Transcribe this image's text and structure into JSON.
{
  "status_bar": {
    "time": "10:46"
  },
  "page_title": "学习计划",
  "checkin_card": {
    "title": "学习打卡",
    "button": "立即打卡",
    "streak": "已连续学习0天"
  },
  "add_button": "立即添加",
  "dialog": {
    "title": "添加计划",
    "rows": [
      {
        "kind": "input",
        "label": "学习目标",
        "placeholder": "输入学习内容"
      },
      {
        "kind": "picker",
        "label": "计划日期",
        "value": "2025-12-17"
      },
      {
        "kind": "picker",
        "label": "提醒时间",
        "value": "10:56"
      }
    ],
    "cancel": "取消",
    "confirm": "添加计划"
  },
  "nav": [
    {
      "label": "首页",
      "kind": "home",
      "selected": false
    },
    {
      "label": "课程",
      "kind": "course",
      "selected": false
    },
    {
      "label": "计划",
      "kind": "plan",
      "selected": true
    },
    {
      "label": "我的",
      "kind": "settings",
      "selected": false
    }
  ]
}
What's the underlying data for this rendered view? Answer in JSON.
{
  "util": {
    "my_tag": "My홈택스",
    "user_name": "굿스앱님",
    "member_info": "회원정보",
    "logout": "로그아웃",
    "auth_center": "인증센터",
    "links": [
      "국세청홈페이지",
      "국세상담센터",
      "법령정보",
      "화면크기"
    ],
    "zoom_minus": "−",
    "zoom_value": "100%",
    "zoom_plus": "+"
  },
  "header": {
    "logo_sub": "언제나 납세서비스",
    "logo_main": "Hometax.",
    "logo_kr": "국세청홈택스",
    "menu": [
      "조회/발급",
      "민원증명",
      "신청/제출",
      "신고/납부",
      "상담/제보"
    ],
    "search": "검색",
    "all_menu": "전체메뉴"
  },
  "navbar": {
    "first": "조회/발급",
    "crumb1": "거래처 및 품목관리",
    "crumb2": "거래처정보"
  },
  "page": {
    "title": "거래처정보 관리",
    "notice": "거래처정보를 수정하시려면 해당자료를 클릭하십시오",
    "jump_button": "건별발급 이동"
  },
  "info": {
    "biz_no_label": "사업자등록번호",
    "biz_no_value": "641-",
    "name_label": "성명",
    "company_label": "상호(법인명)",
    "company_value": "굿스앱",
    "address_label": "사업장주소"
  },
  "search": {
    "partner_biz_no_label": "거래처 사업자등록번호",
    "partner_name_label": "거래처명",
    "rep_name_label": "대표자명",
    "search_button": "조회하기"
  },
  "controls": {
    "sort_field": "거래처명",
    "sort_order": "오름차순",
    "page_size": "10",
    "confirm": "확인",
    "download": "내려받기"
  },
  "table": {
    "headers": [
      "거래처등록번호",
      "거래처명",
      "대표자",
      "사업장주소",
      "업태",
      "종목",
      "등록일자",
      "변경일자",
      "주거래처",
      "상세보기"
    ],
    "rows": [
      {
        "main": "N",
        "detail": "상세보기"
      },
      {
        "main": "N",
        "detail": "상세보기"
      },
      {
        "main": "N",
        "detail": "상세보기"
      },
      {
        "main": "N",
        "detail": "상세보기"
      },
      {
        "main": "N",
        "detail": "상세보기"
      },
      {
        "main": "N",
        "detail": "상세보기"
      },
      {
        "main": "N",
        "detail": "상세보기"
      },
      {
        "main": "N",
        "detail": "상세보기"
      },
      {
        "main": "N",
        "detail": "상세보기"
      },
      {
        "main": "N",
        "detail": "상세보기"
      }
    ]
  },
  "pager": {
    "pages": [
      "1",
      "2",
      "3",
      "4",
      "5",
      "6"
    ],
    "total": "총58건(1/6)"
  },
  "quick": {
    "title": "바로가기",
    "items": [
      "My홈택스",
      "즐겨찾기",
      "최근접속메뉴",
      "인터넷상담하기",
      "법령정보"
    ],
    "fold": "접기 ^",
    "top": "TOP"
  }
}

————————

# Aim of the exercise
Print all the data exactly.

# Task response
Transcribe this image's text and structure into JSON.
{
  "status_bar": {
    "time": "10:46"
  },
  "page_title": "学习计划",
  "checkin_card": {
    "title": "学习打卡",
    "button": "立即打卡",
    "streak": "已连续学习0天"
  },
  "add_button": "立即添加",
  "dialog": {
    "title": "添加计划",
    "rows": [
      {
        "kind": "input",
        "label": "学习目标",
        "placeholder": "输入学习内容"
      },
      {
        "kind": "picker",
        "label": "计划日期",
        "value": "2025-12-17"
      },
      {
        "kind": "picker",
        "label": "提醒时间",
        "value": "10:56"
      }
    ],
    "cancel": "取消",
    "confirm": "添加计划"
  },
  "nav": [
    {
      "label": "首页",
      "kind": "home",
      "selected": false
    },
    {
      "label": "课程",
      "kind": "course",
      "selected": false
    },
    {
      "label": "计划",
      "kind": "plan",
      "selected": true
    },
    {
      "label": "我的",
      "kind": "settings",
      "selected": false
    }
  ]
}
What's the underlying data for this rendered view? Answer in JSON.
{
  "util": {
    "my_tag": "My홈택스",
    "user_name": "굿스앱님",
    "member_info": "회원정보",
    "logout": "로그아웃",
    "auth_center": "인증센터",
    "links": [
      "국세청홈페이지",
      "국세상담센터",
      "법령정보",
      "화면크기"
    ],
    "zoom_minus": "−",
    "zoom_value": "100%",
    "zoom_plus": "+"
  },
  "header": {
    "logo_sub": "언제나 납세서비스",
    "logo_main": "Hometax.",
    "logo_kr": "국세청홈택스",
    "menu": [
      "조회/발급",
      "민원증명",
      "신청/제출",
      "신고/납부",
      "상담/제보"
    ],
    "search": "검색",
    "all_menu": "전체메뉴"
  },
  "navbar": {
    "first": "조회/발급",
    "crumb1": "거래처 및 품목관리",
    "crumb2": "거래처정보"
  },
  "page": {
    "title": "거래처정보 관리",
    "notice": "거래처정보를 수정하시려면 해당자료를 클릭하십시오",
    "jump_button": "건별발급 이동"
  },
  "info": {
    "biz_no_label": "사업자등록번호",
    "biz_no_value": "641-",
    "name_label": "성명",
    "company_label": "상호(법인명)",
    "company_value": "굿스앱",
    "address_label": "사업장주소"
  },
  "search": {
    "partner_biz_no_label": "거래처 사업자등록번호",
    "partner_name_label": "거래처명",
    "rep_name_label": "대표자명",
    "search_button": "조회하기"
  },
  "controls": {
    "sort_field": "거래처명",
    "sort_order": "오름차순",
    "page_size": "10",
    "confirm": "확인",
    "download": "내려받기"
  },
  "table": {
    "headers": [
      "거래처등록번호",
      "거래처명",
      "대표자",
      "사업장주소",
      "업태",
      "종목",
      "등록일자",
      "변경일자",
      "주거래처",
      "상세보기"
    ],
    "rows": [
      {
        "main": "N",
        "detail": "상세보기"
      },
      {
        "main": "N",
        "detail": "상세보기"
      },
      {
        "main": "N",
        "detail": "상세보기"
      },
      {
        "main": "N",
        "detail": "상세보기"
      },
      {
        "main": "N",
        "detail": "상세보기"
      },
      {
        "main": "N",
        "detail": "상세보기"
      },
      {
        "main": "N",
        "detail": "상세보기"
      },
      {
        "main": "N",
        "detail": "상세보기"
      },
      {
        "main": "N",
        "detail": "상세보기"
      },
      {
        "main": "N",
        "detail": "상세보기"
      }
    ]
  },
  "pager": {
    "pages": [
      "1",
      "2",
      "3",
      "4",
      "5",
      "6"
    ],
    "total": "총58건(1/6)"
  },
  "quick": {
    "title": "바로가기",
    "items": [
      "My홈택스",
      "즐겨찾기",
      "최근접속메뉴",
      "인터넷상담하기",
      "법령정보"
    ],
    "fold": "접기 ^",
    "top": "TOP"
  }
}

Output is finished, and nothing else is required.